What the task requires »
Select lines where the word "Skolverket" appears.

Data entries »
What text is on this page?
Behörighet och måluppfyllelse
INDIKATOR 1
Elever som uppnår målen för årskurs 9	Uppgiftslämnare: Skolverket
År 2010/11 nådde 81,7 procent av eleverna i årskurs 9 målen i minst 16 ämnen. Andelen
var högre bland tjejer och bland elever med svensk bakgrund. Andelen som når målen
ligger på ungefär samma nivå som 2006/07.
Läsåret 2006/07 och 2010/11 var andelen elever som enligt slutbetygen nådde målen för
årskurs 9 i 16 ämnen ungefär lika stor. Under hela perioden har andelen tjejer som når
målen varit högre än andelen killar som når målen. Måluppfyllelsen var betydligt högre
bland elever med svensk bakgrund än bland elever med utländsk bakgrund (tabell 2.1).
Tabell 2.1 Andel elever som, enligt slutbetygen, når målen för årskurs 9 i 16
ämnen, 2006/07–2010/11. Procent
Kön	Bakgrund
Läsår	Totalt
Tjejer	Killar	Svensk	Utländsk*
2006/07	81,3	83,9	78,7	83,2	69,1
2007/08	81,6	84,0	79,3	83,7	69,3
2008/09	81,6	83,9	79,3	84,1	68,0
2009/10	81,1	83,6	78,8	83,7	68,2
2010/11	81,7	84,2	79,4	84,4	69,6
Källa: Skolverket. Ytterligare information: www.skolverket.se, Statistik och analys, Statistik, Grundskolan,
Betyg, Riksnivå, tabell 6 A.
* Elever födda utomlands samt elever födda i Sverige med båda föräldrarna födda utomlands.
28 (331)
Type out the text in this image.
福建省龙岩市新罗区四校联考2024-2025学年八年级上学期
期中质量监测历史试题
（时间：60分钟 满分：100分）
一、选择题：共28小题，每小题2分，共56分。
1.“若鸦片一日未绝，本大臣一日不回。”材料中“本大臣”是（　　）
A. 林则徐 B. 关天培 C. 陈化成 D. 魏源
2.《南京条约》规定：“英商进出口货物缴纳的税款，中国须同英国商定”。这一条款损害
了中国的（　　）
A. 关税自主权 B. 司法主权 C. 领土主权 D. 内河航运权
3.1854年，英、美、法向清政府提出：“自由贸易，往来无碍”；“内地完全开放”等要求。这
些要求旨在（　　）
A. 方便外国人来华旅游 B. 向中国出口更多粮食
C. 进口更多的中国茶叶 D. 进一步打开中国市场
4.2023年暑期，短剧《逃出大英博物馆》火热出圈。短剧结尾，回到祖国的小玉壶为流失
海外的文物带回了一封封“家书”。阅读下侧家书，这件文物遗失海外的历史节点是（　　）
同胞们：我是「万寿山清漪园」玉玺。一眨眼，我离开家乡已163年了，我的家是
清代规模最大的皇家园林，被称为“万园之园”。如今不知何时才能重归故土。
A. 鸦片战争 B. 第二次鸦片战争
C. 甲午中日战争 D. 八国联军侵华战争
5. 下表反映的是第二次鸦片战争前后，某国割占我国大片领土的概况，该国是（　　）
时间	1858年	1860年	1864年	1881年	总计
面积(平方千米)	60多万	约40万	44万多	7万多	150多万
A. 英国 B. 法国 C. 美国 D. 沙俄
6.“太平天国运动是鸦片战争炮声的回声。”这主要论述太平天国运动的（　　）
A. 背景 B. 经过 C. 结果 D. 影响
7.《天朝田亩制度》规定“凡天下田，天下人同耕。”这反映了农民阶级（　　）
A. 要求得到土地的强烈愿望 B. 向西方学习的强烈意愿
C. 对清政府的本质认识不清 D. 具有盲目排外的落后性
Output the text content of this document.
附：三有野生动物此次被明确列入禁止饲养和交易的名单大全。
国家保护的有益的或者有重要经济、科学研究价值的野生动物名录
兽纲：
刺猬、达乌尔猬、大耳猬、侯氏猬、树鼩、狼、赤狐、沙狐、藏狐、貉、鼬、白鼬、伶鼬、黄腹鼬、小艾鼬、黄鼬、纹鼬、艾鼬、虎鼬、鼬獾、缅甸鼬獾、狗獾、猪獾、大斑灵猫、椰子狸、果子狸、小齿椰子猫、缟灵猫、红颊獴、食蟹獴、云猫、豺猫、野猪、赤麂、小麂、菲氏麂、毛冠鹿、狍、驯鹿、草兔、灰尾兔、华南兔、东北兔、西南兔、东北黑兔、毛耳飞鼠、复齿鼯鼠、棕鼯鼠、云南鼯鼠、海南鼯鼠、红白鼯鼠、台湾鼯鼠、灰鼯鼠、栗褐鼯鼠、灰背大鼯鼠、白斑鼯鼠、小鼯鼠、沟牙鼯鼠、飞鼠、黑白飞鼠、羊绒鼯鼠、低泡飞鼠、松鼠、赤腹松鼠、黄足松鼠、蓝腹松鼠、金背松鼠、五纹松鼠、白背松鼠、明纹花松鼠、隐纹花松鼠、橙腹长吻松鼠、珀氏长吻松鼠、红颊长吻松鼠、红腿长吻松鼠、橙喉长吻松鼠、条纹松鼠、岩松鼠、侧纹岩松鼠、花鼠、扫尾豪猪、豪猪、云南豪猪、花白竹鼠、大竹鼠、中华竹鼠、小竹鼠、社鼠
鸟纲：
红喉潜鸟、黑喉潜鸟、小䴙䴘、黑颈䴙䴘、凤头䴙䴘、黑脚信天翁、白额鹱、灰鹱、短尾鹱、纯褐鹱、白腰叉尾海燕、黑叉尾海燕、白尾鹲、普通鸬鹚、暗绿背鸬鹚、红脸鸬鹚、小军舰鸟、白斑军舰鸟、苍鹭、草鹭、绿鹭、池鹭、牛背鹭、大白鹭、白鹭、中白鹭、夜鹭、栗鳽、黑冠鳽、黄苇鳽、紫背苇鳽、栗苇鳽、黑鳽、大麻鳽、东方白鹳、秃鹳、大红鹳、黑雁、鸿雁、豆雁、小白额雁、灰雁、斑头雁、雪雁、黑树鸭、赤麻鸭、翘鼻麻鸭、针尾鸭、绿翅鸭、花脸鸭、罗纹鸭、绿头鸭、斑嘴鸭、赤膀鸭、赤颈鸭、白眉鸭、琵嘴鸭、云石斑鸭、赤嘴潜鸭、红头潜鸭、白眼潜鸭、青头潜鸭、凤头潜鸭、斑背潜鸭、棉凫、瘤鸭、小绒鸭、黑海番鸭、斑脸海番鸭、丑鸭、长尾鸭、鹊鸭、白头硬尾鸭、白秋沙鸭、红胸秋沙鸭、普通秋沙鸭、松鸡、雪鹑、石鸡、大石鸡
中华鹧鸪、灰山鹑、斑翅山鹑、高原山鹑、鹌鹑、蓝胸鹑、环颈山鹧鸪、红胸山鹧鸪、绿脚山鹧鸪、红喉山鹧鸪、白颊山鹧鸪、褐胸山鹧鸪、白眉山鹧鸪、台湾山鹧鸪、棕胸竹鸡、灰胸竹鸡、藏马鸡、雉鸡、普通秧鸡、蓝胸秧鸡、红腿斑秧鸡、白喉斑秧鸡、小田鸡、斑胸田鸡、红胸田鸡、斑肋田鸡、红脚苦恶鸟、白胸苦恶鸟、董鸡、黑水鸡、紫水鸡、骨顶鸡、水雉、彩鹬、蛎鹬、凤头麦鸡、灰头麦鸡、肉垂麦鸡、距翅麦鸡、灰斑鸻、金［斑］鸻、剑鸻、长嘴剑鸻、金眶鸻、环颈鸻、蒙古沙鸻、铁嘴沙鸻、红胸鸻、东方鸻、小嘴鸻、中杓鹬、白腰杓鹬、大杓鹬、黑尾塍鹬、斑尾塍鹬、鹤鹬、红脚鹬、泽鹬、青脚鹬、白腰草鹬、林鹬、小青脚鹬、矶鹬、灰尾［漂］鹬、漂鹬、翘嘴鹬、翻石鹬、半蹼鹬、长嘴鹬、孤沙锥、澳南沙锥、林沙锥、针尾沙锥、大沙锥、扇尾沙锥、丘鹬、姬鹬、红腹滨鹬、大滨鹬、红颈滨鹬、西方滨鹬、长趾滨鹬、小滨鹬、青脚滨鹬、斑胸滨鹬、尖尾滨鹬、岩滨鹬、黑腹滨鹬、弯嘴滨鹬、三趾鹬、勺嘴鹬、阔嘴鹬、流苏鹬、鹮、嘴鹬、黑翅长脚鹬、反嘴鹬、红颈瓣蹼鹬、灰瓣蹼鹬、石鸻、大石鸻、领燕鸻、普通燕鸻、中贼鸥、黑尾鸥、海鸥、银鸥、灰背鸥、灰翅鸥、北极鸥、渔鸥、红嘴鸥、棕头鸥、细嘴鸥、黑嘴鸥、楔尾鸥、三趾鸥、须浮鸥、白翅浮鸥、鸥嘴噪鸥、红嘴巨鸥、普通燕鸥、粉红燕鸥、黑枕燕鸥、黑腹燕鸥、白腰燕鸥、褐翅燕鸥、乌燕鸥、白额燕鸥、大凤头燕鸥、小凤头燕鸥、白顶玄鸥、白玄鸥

Full response »
Elever som uppnår målen för årskurs 9	Uppgiftslämnare: Skolverket
Källa: Skolverket. Ytterligare information: www.skolverket.se, Statistik och analys, Statistik, Grundskolan,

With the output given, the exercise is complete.